→ Request: Turn the rows below into a numbered list, omitting any blank lines and leaving out the pictures.

--- Data shown ---

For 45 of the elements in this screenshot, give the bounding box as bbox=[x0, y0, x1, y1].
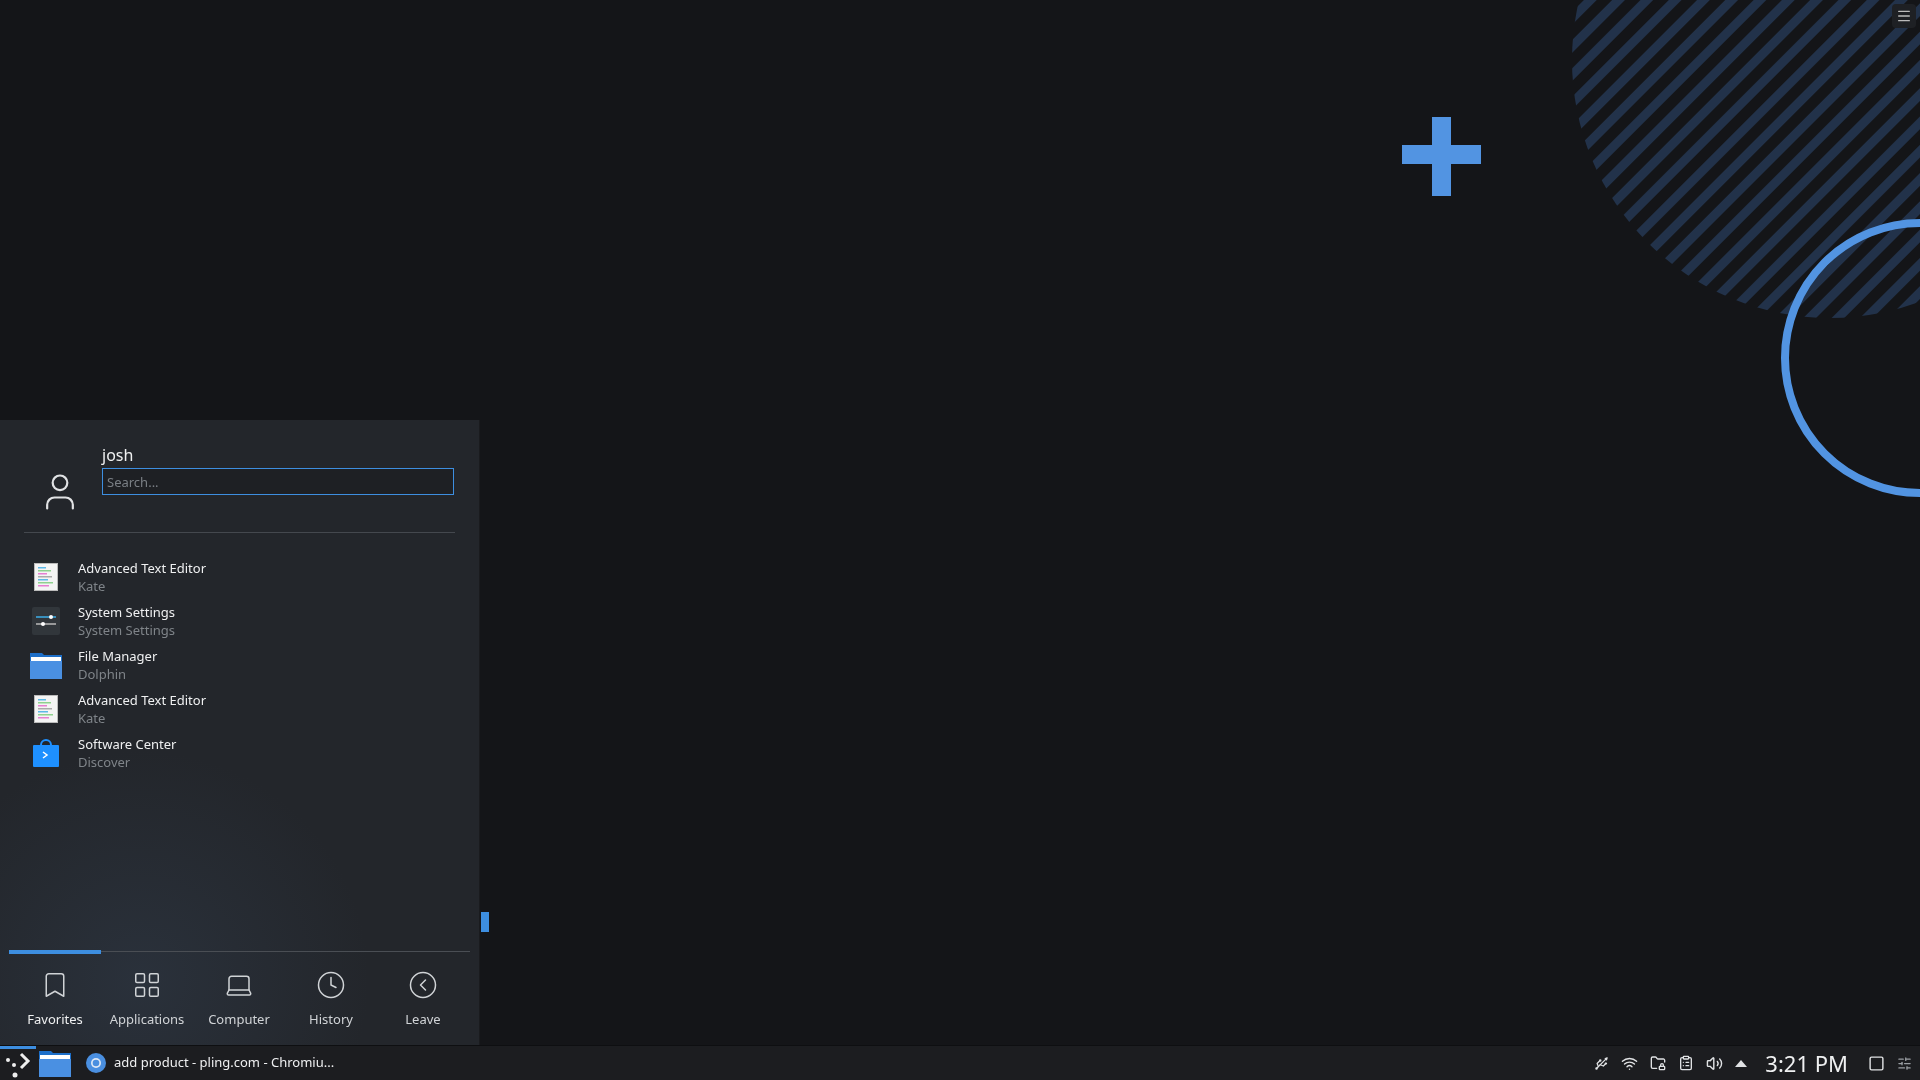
clock[interactable]: 3:21 PM bbox=[1765, 1046, 1848, 1080]
caret-up-icon[interactable] bbox=[1735, 1059, 1748, 1067]
shopping-bag-icon bbox=[33, 739, 59, 767]
launcher-icon bbox=[5, 1051, 31, 1078]
app-name: Advanced Text Editor bbox=[78, 691, 207, 709]
app-subtitle: Kate bbox=[78, 577, 107, 595]
app-name: System Settings bbox=[78, 603, 176, 621]
tab[interactable]: Leave bbox=[377, 950, 469, 1045]
panel-handle bbox=[481, 912, 489, 932]
app-subtitle: Kate bbox=[78, 709, 107, 727]
app-item[interactable]: File Manager Dolphin bbox=[28, 643, 451, 687]
menu-button[interactable] bbox=[1892, 4, 1916, 28]
tab[interactable]: History bbox=[285, 950, 377, 1045]
user-name: josh bbox=[102, 444, 135, 466]
folder-icon bbox=[39, 1049, 71, 1077]
document-icon bbox=[34, 563, 58, 591]
folder-lock-icon[interactable] bbox=[1650, 1055, 1667, 1071]
back-icon bbox=[408, 970, 438, 1000]
search-field[interactable]: Search... bbox=[102, 468, 454, 495]
app-subtitle: System Settings bbox=[78, 621, 176, 639]
show-desktop-icon[interactable] bbox=[1868, 1054, 1885, 1072]
usb-icon[interactable] bbox=[1594, 1055, 1610, 1071]
app-subtitle: Dolphin bbox=[78, 665, 128, 683]
document-icon bbox=[34, 695, 58, 723]
clipboard-icon[interactable] bbox=[1678, 1055, 1695, 1071]
task-button[interactable]: add product - pling.com - Chromiu... bbox=[82, 1046, 339, 1080]
browser-icon bbox=[86, 1053, 106, 1073]
tab[interactable]: Computer bbox=[193, 950, 285, 1045]
app-name: Software Center bbox=[78, 735, 177, 753]
app-item[interactable]: Advanced Text Editor Kate bbox=[28, 687, 451, 731]
grid-icon bbox=[132, 970, 162, 1000]
volume-icon[interactable] bbox=[1706, 1054, 1724, 1072]
app-name: Advanced Text Editor bbox=[78, 559, 207, 577]
launcher-button[interactable] bbox=[0, 1046, 36, 1080]
app-item[interactable]: System Settings System Settings bbox=[28, 599, 451, 643]
clock-icon bbox=[316, 970, 346, 1000]
menu-icon bbox=[1896, 8, 1912, 24]
app-name: File Manager bbox=[78, 647, 158, 665]
app-item[interactable]: Software Center Discover bbox=[28, 731, 451, 775]
app-item[interactable]: Advanced Text Editor Kate bbox=[28, 555, 451, 599]
app-subtitle: Discover bbox=[78, 753, 132, 771]
settings-icon[interactable] bbox=[1897, 1055, 1912, 1071]
folder-icon bbox=[30, 651, 62, 679]
tab[interactable]: Applications bbox=[101, 950, 193, 1045]
sliders-icon bbox=[32, 607, 60, 635]
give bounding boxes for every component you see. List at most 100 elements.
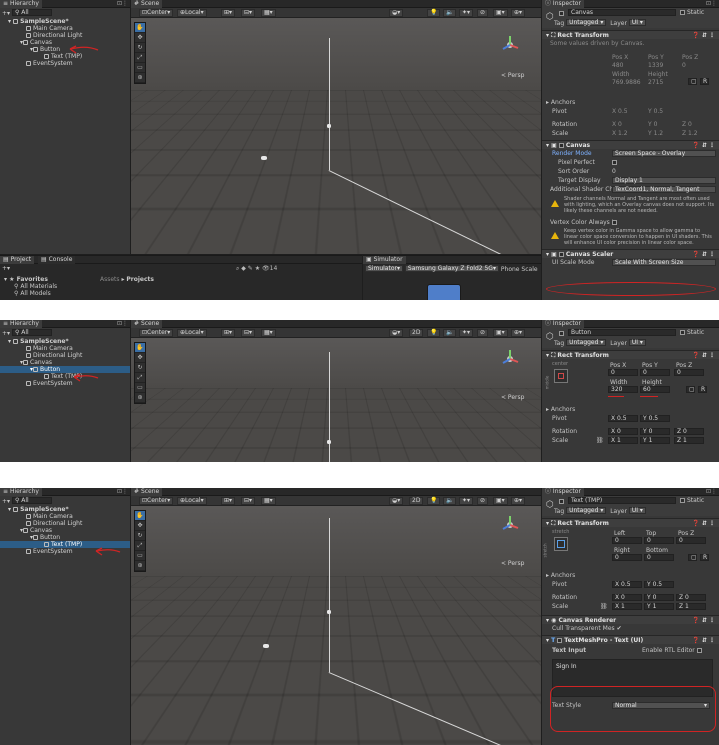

---

→ The solution:
1. For 45 of the elements in this screenshot, give the bounding box as bbox=[x0, y0, x1, y1].
2. clock[interactable]: 3:21 PM bbox=[1765, 1046, 1848, 1080]
3. caret-up-icon[interactable] bbox=[1735, 1059, 1748, 1067]
4. shopping-bag-icon bbox=[33, 739, 59, 767]
5. launcher-icon bbox=[5, 1051, 31, 1078]
6. app-name: Advanced Text Editor bbox=[78, 691, 207, 709]
7. app-subtitle: Kate bbox=[78, 577, 107, 595]
8. app-name: System Settings bbox=[78, 603, 176, 621]
9. tab[interactable]: Leave bbox=[377, 950, 469, 1045]
10. panel-handle bbox=[481, 912, 489, 932]
11. app-subtitle: Kate bbox=[78, 709, 107, 727]
12. app-item[interactable]: File Manager Dolphin bbox=[28, 643, 451, 687]
13. menu-button[interactable] bbox=[1892, 4, 1916, 28]
14. tab[interactable]: History bbox=[285, 950, 377, 1045]
15. user-name: josh bbox=[102, 444, 135, 466]
16. folder-icon bbox=[39, 1049, 71, 1077]
17. document-icon bbox=[34, 563, 58, 591]
18. folder-lock-icon[interactable] bbox=[1650, 1055, 1667, 1071]
19. back-icon bbox=[408, 970, 438, 1000]
20. search-field[interactable]: Search... bbox=[102, 468, 454, 495]
21. app-subtitle: System Settings bbox=[78, 621, 176, 639]
22. show-desktop-icon[interactable] bbox=[1868, 1054, 1885, 1072]
23. usb-icon[interactable] bbox=[1594, 1055, 1610, 1071]
24. app-subtitle: Dolphin bbox=[78, 665, 128, 683]
25. document-icon bbox=[34, 695, 58, 723]
26. clipboard-icon[interactable] bbox=[1678, 1055, 1695, 1071]
27. task-button[interactable]: add product - pling.com - Chromiu... bbox=[82, 1046, 339, 1080]
28. browser-icon bbox=[86, 1053, 106, 1073]
29. tab[interactable]: Computer bbox=[193, 950, 285, 1045]
30. app-name: Software Center bbox=[78, 735, 177, 753]
31. app-item[interactable]: Advanced Text Editor Kate bbox=[28, 687, 451, 731]
32. grid-icon bbox=[132, 970, 162, 1000]
33. volume-icon[interactable] bbox=[1706, 1054, 1724, 1072]
34. app-name: Advanced Text Editor bbox=[78, 559, 207, 577]
35. launcher-button[interactable] bbox=[0, 1046, 36, 1080]
36. app-item[interactable]: System Settings System Settings bbox=[28, 599, 451, 643]
37. clock-icon bbox=[316, 970, 346, 1000]
38. menu-icon bbox=[1896, 8, 1912, 24]
39. app-name: File Manager bbox=[78, 647, 158, 665]
40. app-item[interactable]: Software Center Discover bbox=[28, 731, 451, 775]
41. app-item[interactable]: Advanced Text Editor Kate bbox=[28, 555, 451, 599]
42. app-subtitle: Discover bbox=[78, 753, 132, 771]
43. settings-icon[interactable] bbox=[1897, 1055, 1912, 1071]
44. folder-icon bbox=[30, 651, 62, 679]
45. tab[interactable]: Applications bbox=[101, 950, 193, 1045]
46. sliders-icon bbox=[32, 607, 60, 635]
47. give bounding boxes for every component you see. List at most 100 elements.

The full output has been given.